**Document extract:**
The reader will now be prepared to inquire, Why these laborious efforts to set aside the common translation, by a variety of contradictory criticisms? The answer is ready. Not because the common translation, which has the authority of Bishop Lowth, is not as proper as any other which has been given; but because the Socinians meet with many difficulties in the application of it. Those difficulties we shall now examine.
"With what propriety can the great Jehovah be the subject of a prophecy, as about to become something which he is not? Can an immutable being be subject to change? Can the omnipotent Creator become a creature? Can the self-existent Jehovah become a child, an infant born? What is to be understood when it is said that Jehovah is a son given ?" (Vol. i, p. 495.)

**Your goal:** According to the passage on the Socinian objections, whose authority does the common translation have? The entries that come next are separate material, unrelated to the passage.

**Data shown:**
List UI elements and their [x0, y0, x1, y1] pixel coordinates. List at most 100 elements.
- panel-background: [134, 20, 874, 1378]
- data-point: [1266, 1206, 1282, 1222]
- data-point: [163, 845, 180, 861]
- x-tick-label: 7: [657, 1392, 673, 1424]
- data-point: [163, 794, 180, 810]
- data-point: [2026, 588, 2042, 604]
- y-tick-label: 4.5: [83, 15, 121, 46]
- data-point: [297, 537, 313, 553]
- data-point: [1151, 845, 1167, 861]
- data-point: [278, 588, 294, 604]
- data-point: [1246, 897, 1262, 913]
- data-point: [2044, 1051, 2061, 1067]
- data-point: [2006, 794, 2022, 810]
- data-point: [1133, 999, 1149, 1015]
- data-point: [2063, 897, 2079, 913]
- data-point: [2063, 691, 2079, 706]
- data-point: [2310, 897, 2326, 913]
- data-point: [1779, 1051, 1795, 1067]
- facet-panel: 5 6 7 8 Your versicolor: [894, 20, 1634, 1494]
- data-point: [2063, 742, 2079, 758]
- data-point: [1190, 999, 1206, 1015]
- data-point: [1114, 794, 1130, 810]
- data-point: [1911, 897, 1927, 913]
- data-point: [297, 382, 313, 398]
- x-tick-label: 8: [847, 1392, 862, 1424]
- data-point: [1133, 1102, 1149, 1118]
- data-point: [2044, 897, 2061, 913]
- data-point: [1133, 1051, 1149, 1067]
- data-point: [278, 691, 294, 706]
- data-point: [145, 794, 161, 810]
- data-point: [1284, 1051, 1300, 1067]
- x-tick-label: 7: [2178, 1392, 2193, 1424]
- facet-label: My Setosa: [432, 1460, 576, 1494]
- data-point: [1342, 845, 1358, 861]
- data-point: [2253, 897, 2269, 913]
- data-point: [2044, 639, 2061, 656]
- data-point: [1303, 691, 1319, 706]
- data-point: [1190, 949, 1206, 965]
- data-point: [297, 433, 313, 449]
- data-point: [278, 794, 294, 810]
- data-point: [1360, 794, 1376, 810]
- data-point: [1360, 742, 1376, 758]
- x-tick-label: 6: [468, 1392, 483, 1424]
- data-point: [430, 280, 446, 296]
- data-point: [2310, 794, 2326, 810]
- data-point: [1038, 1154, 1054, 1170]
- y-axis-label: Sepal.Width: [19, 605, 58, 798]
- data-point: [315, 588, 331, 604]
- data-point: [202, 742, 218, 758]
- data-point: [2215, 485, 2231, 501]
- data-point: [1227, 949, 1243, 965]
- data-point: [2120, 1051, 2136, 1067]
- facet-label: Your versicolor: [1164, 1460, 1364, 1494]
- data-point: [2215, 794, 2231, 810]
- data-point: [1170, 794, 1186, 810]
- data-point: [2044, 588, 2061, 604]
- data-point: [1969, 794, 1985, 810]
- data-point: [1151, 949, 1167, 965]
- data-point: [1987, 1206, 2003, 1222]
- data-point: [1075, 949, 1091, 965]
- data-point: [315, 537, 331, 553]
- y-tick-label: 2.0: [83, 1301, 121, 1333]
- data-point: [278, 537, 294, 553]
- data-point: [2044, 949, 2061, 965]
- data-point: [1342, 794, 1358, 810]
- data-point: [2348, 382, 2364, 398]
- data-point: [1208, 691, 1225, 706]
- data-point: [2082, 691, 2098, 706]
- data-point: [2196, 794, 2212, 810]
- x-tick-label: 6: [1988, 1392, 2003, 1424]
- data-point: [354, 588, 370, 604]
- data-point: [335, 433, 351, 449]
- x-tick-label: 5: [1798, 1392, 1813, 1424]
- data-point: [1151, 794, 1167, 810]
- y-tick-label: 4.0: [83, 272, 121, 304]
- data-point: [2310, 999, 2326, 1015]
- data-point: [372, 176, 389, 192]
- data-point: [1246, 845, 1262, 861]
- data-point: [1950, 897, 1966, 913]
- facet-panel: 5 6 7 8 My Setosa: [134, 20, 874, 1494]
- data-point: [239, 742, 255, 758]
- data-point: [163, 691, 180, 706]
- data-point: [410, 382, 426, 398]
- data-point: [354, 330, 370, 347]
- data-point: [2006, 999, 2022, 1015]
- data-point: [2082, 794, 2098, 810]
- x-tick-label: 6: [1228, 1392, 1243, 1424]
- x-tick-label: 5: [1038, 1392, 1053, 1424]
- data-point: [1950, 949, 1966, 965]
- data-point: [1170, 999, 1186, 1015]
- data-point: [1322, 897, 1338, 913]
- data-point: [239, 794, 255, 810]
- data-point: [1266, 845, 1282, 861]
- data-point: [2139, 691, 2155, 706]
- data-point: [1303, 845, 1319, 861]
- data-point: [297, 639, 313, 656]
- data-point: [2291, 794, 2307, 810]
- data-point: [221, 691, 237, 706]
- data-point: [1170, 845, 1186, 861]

**Task response:** Bishop Lowth's